====== DATASET RECORDS
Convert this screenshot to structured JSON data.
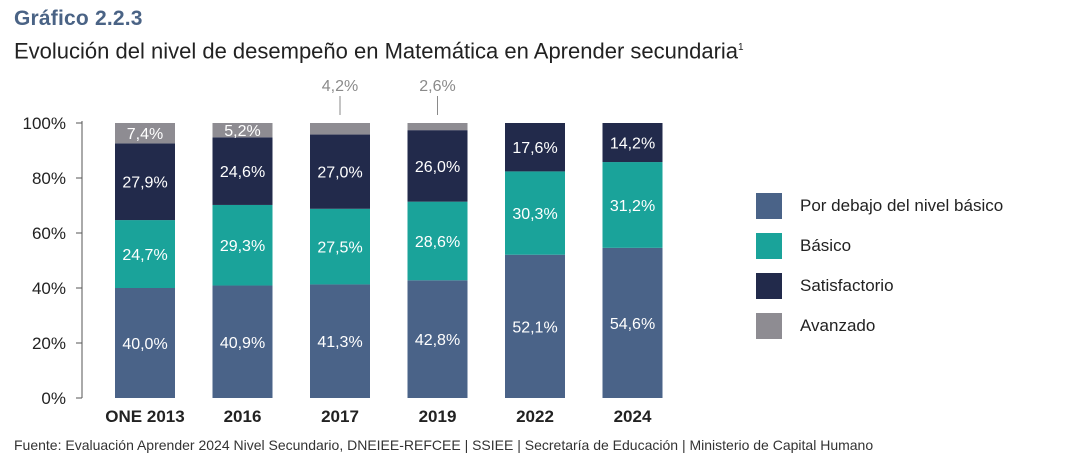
{
  "heading": {
    "label": "Gráfico 2.2.3",
    "title": "Evolución del nivel de desempeño en Matemática en Aprender secundaria",
    "footnote_mark": "1"
  },
  "source": "Fuente: Evaluación Aprender 2024 Nivel Secundario, DNEIEE-REFCEE | SSIEE | Secretaría de Educación | Ministerio de Capital Humano",
  "chart_data": {
    "type": "bar",
    "stacked": true,
    "categories": [
      "ONE 2013",
      "2016",
      "2017",
      "2019",
      "2022",
      "2024"
    ],
    "series": [
      {
        "name": "Por debajo del nivel básico",
        "color": "#4a6388",
        "values": [
          40.0,
          40.9,
          41.3,
          42.8,
          52.1,
          54.6
        ],
        "labels": [
          "40,0%",
          "40,9%",
          "41,3%",
          "42,8%",
          "52,1%",
          "54,6%"
        ]
      },
      {
        "name": "Básico",
        "color": "#1aa39a",
        "values": [
          24.7,
          29.3,
          27.5,
          28.6,
          30.3,
          31.2
        ],
        "labels": [
          "24,7%",
          "29,3%",
          "27,5%",
          "28,6%",
          "30,3%",
          "31,2%"
        ]
      },
      {
        "name": "Satisfactorio",
        "color": "#222a4b",
        "values": [
          27.9,
          24.6,
          27.0,
          26.0,
          17.6,
          14.2
        ],
        "labels": [
          "27,9%",
          "24,6%",
          "27,0%",
          "26,0%",
          "17,6%",
          "14,2%"
        ]
      },
      {
        "name": "Avanzado",
        "color": "#8e8c92",
        "values": [
          7.4,
          5.2,
          4.2,
          2.6,
          0,
          0
        ],
        "labels": [
          "7,4%",
          "5,2%",
          "4,2%",
          "2,6%",
          "",
          ""
        ]
      }
    ],
    "yticks": [
      "0%",
      "20%",
      "40%",
      "60%",
      "80%",
      "100%"
    ],
    "ylim": [
      0,
      100
    ],
    "grid": false,
    "legend_position": "right"
  }
}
============
• **DIRECTIONS FOR THIS TASK**
Return each line with "color".

• **TASK RESULT**
        "color": "#4a6388",
        "color": "#1aa39a",
        "color": "#222a4b",
        "color": "#8e8c92",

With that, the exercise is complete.